REQUIRED WORK | Below is a block of data; give all of it again word for word.

MATERIAL SUPPLIED |
▬▬▬▬▬▬▬▬▬▬

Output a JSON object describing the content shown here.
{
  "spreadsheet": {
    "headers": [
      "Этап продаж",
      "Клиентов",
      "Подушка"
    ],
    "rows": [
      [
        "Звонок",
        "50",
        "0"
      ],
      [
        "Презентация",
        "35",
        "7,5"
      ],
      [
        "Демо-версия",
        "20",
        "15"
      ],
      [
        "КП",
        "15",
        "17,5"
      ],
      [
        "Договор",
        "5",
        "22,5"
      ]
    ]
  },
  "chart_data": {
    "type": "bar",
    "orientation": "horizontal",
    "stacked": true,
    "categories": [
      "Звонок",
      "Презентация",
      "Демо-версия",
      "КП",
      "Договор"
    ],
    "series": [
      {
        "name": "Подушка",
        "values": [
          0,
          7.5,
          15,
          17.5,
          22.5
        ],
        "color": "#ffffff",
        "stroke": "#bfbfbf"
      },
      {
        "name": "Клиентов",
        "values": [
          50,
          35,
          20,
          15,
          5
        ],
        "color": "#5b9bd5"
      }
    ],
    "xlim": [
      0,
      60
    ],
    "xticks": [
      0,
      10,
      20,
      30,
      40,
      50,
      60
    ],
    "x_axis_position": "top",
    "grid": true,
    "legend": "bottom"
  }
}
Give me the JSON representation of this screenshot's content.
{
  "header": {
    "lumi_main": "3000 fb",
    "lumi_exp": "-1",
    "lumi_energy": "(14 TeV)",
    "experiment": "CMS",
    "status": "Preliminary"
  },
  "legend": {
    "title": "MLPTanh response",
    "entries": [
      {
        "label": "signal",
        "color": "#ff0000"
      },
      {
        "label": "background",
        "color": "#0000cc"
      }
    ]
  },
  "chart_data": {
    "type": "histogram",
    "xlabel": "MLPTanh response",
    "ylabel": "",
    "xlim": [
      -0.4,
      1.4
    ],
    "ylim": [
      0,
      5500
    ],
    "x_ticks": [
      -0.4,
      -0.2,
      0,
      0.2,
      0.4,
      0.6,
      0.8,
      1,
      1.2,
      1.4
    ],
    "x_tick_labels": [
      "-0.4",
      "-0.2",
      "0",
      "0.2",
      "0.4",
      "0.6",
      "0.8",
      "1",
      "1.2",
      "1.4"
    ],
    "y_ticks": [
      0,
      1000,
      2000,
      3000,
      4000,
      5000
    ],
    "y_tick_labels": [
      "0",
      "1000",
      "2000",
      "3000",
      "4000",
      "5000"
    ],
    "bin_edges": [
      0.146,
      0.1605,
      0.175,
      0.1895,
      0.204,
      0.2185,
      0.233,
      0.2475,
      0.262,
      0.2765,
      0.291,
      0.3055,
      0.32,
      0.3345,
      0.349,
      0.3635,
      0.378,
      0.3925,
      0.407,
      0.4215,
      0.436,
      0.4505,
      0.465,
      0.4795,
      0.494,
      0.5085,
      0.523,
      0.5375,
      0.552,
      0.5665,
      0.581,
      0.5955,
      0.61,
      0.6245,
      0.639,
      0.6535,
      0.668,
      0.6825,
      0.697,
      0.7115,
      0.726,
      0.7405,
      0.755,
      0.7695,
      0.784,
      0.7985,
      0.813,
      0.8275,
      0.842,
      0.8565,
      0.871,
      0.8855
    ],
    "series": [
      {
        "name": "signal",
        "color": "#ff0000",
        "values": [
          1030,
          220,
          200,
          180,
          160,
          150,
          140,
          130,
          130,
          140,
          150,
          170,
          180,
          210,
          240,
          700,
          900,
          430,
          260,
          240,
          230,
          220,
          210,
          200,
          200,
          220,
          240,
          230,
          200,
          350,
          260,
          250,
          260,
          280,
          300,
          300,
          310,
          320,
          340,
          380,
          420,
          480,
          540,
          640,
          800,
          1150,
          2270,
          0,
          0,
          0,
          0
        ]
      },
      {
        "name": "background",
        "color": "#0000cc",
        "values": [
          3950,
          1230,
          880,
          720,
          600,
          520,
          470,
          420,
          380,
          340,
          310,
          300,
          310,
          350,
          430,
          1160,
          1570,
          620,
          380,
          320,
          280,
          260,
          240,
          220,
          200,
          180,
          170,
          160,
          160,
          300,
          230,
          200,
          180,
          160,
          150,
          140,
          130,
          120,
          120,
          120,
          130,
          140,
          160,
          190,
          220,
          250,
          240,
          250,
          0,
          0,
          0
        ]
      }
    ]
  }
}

▬▬▬▬▬▬▬▬▬▬

WRITTEN ANSWER |
Output a JSON object describing the content shown here.
{
  "spreadsheet": {
    "headers": [
      "Этап продаж",
      "Клиентов",
      "Подушка"
    ],
    "rows": [
      [
        "Звонок",
        "50",
        "0"
      ],
      [
        "Презентация",
        "35",
        "7,5"
      ],
      [
        "Демо-версия",
        "20",
        "15"
      ],
      [
        "КП",
        "15",
        "17,5"
      ],
      [
        "Договор",
        "5",
        "22,5"
      ]
    ]
  },
  "chart_data": {
    "type": "bar",
    "orientation": "horizontal",
    "stacked": true,
    "categories": [
      "Звонок",
      "Презентация",
      "Демо-версия",
      "КП",
      "Договор"
    ],
    "series": [
      {
        "name": "Подушка",
        "values": [
          0,
          7.5,
          15,
          17.5,
          22.5
        ],
        "color": "#ffffff",
        "stroke": "#bfbfbf"
      },
      {
        "name": "Клиентов",
        "values": [
          50,
          35,
          20,
          15,
          5
        ],
        "color": "#5b9bd5"
      }
    ],
    "xlim": [
      0,
      60
    ],
    "xticks": [
      0,
      10,
      20,
      30,
      40,
      50,
      60
    ],
    "x_axis_position": "top",
    "grid": true,
    "legend": "bottom"
  }
}
Give me the JSON representation of this screenshot's content.
{
  "header": {
    "lumi_main": "3000 fb",
    "lumi_exp": "-1",
    "lumi_energy": "(14 TeV)",
    "experiment": "CMS",
    "status": "Preliminary"
  },
  "legend": {
    "title": "MLPTanh response",
    "entries": [
      {
        "label": "signal",
        "color": "#ff0000"
      },
      {
        "label": "background",
        "color": "#0000cc"
      }
    ]
  },
  "chart_data": {
    "type": "histogram",
    "xlabel": "MLPTanh response",
    "ylabel": "",
    "xlim": [
      -0.4,
      1.4
    ],
    "ylim": [
      0,
      5500
    ],
    "x_ticks": [
      -0.4,
      -0.2,
      0,
      0.2,
      0.4,
      0.6,
      0.8,
      1,
      1.2,
      1.4
    ],
    "x_tick_labels": [
      "-0.4",
      "-0.2",
      "0",
      "0.2",
      "0.4",
      "0.6",
      "0.8",
      "1",
      "1.2",
      "1.4"
    ],
    "y_ticks": [
      0,
      1000,
      2000,
      3000,
      4000,
      5000
    ],
    "y_tick_labels": [
      "0",
      "1000",
      "2000",
      "3000",
      "4000",
      "5000"
    ],
    "bin_edges": [
      0.146,
      0.1605,
      0.175,
      0.1895,
      0.204,
      0.2185,
      0.233,
      0.2475,
      0.262,
      0.2765,
      0.291,
      0.3055,
      0.32,
      0.3345,
      0.349,
      0.3635,
      0.378,
      0.3925,
      0.407,
      0.4215,
      0.436,
      0.4505,
      0.465,
      0.4795,
      0.494,
      0.5085,
      0.523,
      0.5375,
      0.552,
      0.5665,
      0.581,
      0.5955,
      0.61,
      0.6245,
      0.639,
      0.6535,
      0.668,
      0.6825,
      0.697,
      0.7115,
      0.726,
      0.7405,
      0.755,
      0.7695,
      0.784,
      0.7985,
      0.813,
      0.8275,
      0.842,
      0.8565,
      0.871,
      0.8855
    ],
    "series": [
      {
        "name": "signal",
        "color": "#ff0000",
        "values": [
          1030,
          220,
          200,
          180,
          160,
          150,
          140,
          130,
          130,
          140,
          150,
          170,
          180,
          210,
          240,
          700,
          900,
          430,
          260,
          240,
          230,
          220,
          210,
          200,
          200,
          220,
          240,
          230,
          200,
          350,
          260,
          250,
          260,
          280,
          300,
          300,
          310,
          320,
          340,
          380,
          420,
          480,
          540,
          640,
          800,
          1150,
          2270,
          0,
          0,
          0,
          0
        ]
      },
      {
        "name": "background",
        "color": "#0000cc",
        "values": [
          3950,
          1230,
          880,
          720,
          600,
          520,
          470,
          420,
          380,
          340,
          310,
          300,
          310,
          350,
          430,
          1160,
          1570,
          620,
          380,
          320,
          280,
          260,
          240,
          220,
          200,
          180,
          170,
          160,
          160,
          300,
          230,
          200,
          180,
          160,
          150,
          140,
          130,
          120,
          120,
          120,
          130,
          140,
          160,
          190,
          220,
          250,
          240,
          250,
          0,
          0,
          0
        ]
      }
    ]
  }
}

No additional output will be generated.